What is needed
Write each record again exactly as it stands.

Input for this task

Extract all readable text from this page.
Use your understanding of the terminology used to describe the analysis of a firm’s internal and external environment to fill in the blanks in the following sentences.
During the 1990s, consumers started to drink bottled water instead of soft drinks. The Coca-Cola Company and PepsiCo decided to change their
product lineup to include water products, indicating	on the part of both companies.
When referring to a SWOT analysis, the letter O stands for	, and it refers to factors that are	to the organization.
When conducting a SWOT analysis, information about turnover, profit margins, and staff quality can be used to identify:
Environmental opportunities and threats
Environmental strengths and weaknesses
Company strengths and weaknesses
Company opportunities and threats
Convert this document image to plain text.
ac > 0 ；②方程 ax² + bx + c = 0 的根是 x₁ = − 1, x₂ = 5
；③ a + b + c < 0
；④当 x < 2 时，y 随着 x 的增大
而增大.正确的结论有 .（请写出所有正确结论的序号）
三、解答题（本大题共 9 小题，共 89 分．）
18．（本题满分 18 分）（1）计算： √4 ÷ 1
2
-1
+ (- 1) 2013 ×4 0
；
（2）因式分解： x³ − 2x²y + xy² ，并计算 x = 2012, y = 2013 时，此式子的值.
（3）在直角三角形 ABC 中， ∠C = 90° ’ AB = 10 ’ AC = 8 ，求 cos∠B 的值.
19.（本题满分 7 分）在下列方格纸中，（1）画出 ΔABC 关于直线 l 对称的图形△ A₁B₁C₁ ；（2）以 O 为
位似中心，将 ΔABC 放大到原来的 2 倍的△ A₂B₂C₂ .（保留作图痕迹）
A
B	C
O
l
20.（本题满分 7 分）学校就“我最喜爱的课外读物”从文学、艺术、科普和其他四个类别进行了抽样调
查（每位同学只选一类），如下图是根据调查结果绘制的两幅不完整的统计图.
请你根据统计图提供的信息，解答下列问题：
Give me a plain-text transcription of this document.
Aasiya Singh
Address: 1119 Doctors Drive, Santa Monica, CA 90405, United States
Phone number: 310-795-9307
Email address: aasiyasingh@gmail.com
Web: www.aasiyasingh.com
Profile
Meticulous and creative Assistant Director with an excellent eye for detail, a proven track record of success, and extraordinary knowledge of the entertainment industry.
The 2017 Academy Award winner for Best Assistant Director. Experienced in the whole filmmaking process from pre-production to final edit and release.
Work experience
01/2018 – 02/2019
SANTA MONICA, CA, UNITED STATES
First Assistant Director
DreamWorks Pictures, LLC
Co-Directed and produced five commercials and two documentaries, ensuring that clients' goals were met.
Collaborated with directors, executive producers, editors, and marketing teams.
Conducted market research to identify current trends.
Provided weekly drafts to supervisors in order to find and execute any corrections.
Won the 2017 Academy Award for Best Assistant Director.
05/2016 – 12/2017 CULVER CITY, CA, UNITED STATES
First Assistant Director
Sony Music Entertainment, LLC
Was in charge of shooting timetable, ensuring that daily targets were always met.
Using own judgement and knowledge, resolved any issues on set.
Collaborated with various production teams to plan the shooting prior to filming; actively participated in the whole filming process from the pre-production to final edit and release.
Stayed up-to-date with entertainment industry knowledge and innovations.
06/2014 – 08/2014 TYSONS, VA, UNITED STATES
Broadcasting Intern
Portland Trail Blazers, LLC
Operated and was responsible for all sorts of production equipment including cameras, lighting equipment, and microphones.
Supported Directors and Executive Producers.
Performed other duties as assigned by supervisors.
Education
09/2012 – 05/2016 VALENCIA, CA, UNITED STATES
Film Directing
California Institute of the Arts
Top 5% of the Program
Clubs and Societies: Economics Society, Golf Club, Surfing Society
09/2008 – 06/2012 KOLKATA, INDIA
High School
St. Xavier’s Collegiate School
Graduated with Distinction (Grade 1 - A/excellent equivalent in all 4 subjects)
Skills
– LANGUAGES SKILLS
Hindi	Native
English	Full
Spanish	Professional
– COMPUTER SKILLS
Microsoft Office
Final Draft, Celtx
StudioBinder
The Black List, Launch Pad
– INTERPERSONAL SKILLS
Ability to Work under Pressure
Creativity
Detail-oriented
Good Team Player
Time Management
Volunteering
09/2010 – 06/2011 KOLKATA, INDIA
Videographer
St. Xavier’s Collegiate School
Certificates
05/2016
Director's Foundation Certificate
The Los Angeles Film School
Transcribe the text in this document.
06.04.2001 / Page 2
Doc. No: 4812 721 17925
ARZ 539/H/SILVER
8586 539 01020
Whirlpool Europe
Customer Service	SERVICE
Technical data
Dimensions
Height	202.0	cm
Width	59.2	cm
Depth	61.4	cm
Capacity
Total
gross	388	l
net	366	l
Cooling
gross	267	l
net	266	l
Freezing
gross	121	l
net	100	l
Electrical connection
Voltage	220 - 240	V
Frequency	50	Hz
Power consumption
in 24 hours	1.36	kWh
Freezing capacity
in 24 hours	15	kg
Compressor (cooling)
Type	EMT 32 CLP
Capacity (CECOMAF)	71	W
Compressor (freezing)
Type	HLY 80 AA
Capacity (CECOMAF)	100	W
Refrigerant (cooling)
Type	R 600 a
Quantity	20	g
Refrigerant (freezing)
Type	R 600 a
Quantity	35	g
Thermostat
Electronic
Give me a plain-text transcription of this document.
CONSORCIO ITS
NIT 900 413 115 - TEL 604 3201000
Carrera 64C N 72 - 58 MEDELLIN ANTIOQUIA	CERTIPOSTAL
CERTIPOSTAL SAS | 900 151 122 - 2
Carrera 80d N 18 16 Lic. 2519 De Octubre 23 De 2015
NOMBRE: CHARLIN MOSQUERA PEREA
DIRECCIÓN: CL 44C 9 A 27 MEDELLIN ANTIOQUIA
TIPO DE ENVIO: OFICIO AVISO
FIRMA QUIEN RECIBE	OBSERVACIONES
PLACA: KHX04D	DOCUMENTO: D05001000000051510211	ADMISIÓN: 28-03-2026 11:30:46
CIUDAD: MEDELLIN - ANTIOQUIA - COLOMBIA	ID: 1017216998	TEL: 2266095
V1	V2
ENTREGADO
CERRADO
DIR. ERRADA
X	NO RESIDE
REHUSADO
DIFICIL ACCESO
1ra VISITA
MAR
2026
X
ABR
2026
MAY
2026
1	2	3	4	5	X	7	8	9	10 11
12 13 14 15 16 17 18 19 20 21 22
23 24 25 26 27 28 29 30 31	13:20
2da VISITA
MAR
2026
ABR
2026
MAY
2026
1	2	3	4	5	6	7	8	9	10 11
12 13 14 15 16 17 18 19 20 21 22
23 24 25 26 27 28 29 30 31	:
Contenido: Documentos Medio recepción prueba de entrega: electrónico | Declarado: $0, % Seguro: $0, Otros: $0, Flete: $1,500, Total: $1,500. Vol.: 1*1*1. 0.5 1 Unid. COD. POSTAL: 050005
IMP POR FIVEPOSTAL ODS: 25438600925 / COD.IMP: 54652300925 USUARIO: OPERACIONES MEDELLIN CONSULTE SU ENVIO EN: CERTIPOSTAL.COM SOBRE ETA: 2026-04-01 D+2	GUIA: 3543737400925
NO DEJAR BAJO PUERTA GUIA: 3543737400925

Response to the exercise
Extract all readable text from this page.
Use your understanding of the terminology used to describe the analysis of a firm’s internal and external environment to fill in the blanks in the following sentences.
During the 1990s, consumers started to drink bottled water instead of soft drinks. The Coca-Cola Company and PepsiCo decided to change their
product lineup to include water products, indicating	on the part of both companies.
When referring to a SWOT analysis, the letter O stands for	, and it refers to factors that are	to the organization.
When conducting a SWOT analysis, information about turnover, profit margins, and staff quality can be used to identify:
Environmental opportunities and threats
Environmental strengths and weaknesses
Company strengths and weaknesses
Company opportunities and threats
Convert this document image to plain text.
ac > 0 ；②方程 ax² + bx + c = 0 的根是 x₁ = − 1, x₂ = 5
；③ a + b + c < 0
；④当 x < 2 时，y 随着 x 的增大
而增大.正确的结论有 .（请写出所有正确结论的序号）
三、解答题（本大题共 9 小题，共 89 分．）
18．（本题满分 18 分）（1）计算： √4 ÷ 1
2
-1
+ (- 1) 2013 ×4 0
；
（2）因式分解： x³ − 2x²y + xy² ，并计算 x = 2012, y = 2013 时，此式子的值.
（3）在直角三角形 ABC 中， ∠C = 90° ’ AB = 10 ’ AC = 8 ，求 cos∠B 的值.
19.（本题满分 7 分）在下列方格纸中，（1）画出 ΔABC 关于直线 l 对称的图形△ A₁B₁C₁ ；（2）以 O 为
位似中心，将 ΔABC 放大到原来的 2 倍的△ A₂B₂C₂ .（保留作图痕迹）
A
B	C
O
l
20.（本题满分 7 分）学校就“我最喜爱的课外读物”从文学、艺术、科普和其他四个类别进行了抽样调
查（每位同学只选一类），如下图是根据调查结果绘制的两幅不完整的统计图.
请你根据统计图提供的信息，解答下列问题：
Give me a plain-text transcription of this document.
Aasiya Singh
Address: 1119 Doctors Drive, Santa Monica, CA 90405, United States
Phone number: 310-795-9307
Email address: aasiyasingh@gmail.com
Web: www.aasiyasingh.com
Profile
Meticulous and creative Assistant Director with an excellent eye for detail, a proven track record of success, and extraordinary knowledge of the entertainment industry.
The 2017 Academy Award winner for Best Assistant Director. Experienced in the whole filmmaking process from pre-production to final edit and release.
Work experience
01/2018 – 02/2019
SANTA MONICA, CA, UNITED STATES
First Assistant Director
DreamWorks Pictures, LLC
Co-Directed and produced five commercials and two documentaries, ensuring that clients' goals were met.
Collaborated with directors, executive producers, editors, and marketing teams.
Conducted market research to identify current trends.
Provided weekly drafts to supervisors in order to find and execute any corrections.
Won the 2017 Academy Award for Best Assistant Director.
05/2016 – 12/2017 CULVER CITY, CA, UNITED STATES
First Assistant Director
Sony Music Entertainment, LLC
Was in charge of shooting timetable, ensuring that daily targets were always met.
Using own judgement and knowledge, resolved any issues on set.
Collaborated with various production teams to plan the shooting prior to filming; actively participated in the whole filming process from the pre-production to final edit and release.
Stayed up-to-date with entertainment industry knowledge and innovations.
06/2014 – 08/2014 TYSONS, VA, UNITED STATES
Broadcasting Intern
Portland Trail Blazers, LLC
Operated and was responsible for all sorts of production equipment including cameras, lighting equipment, and microphones.
Supported Directors and Executive Producers.
Performed other duties as assigned by supervisors.
Education
09/2012 – 05/2016 VALENCIA, CA, UNITED STATES
Film Directing
California Institute of the Arts
Top 5% of the Program
Clubs and Societies: Economics Society, Golf Club, Surfing Society
09/2008 – 06/2012 KOLKATA, INDIA
High School
St. Xavier’s Collegiate School
Graduated with Distinction (Grade 1 - A/excellent equivalent in all 4 subjects)
Skills
– LANGUAGES SKILLS
Hindi	Native
English	Full
Spanish	Professional
– COMPUTER SKILLS
Microsoft Office
Final Draft, Celtx
StudioBinder
The Black List, Launch Pad
– INTERPERSONAL SKILLS
Ability to Work under Pressure
Creativity
Detail-oriented
Good Team Player
Time Management
Volunteering
09/2010 – 06/2011 KOLKATA, INDIA
Videographer
St. Xavier’s Collegiate School
Certificates
05/2016
Director's Foundation Certificate
The Los Angeles Film School
Transcribe the text in this document.
06.04.2001 / Page 2
Doc. No: 4812 721 17925
ARZ 539/H/SILVER
8586 539 01020
Whirlpool Europe
Customer Service	SERVICE
Technical data
Dimensions
Height	202.0	cm
Width	59.2	cm
Depth	61.4	cm
Capacity
Total
gross	388	l
net	366	l
Cooling
gross	267	l
net	266	l
Freezing
gross	121	l
net	100	l
Electrical connection
Voltage	220 - 240	V
Frequency	50	Hz
Power consumption
in 24 hours	1.36	kWh
Freezing capacity
in 24 hours	15	kg
Compressor (cooling)
Type	EMT 32 CLP
Capacity (CECOMAF)	71	W
Compressor (freezing)
Type	HLY 80 AA
Capacity (CECOMAF)	100	W
Refrigerant (cooling)
Type	R 600 a
Quantity	20	g
Refrigerant (freezing)
Type	R 600 a
Quantity	35	g
Thermostat
Electronic
Give me a plain-text transcription of this document.
CONSORCIO ITS
NIT 900 413 115 - TEL 604 3201000
Carrera 64C N 72 - 58 MEDELLIN ANTIOQUIA	CERTIPOSTAL
CERTIPOSTAL SAS | 900 151 122 - 2
Carrera 80d N 18 16 Lic. 2519 De Octubre 23 De 2015
NOMBRE: CHARLIN MOSQUERA PEREA
DIRECCIÓN: CL 44C 9 A 27 MEDELLIN ANTIOQUIA
TIPO DE ENVIO: OFICIO AVISO
FIRMA QUIEN RECIBE	OBSERVACIONES
PLACA: KHX04D	DOCUMENTO: D05001000000051510211	ADMISIÓN: 28-03-2026 11:30:46
CIUDAD: MEDELLIN - ANTIOQUIA - COLOMBIA	ID: 1017216998	TEL: 2266095
V1	V2
ENTREGADO
CERRADO
DIR. ERRADA
X	NO RESIDE
REHUSADO
DIFICIL ACCESO
1ra VISITA
MAR
2026
X
ABR
2026
MAY
2026
1	2	3	4	5	X	7	8	9	10 11
12 13 14 15 16 17 18 19 20 21 22
23 24 25 26 27 28 29 30 31	13:20
2da VISITA
MAR
2026
ABR
2026
MAY
2026
1	2	3	4	5	6	7	8	9	10 11
12 13 14 15 16 17 18 19 20 21 22
23 24 25 26 27 28 29 30 31	:
Contenido: Documentos Medio recepción prueba de entrega: electrónico | Declarado: $0, % Seguro: $0, Otros: $0, Flete: $1,500, Total: $1,500. Vol.: 1*1*1. 0.5 1 Unid. COD. POSTAL: 050005
IMP POR FIVEPOSTAL ODS: 25438600925 / COD.IMP: 54652300925 USUARIO: OPERACIONES MEDELLIN CONSULTE SU ENVIO EN: CERTIPOSTAL.COM SOBRE ETA: 2026-04-01 D+2	GUIA: 3543737400925
NO DEJAR BAJO PUERTA GUIA: 3543737400925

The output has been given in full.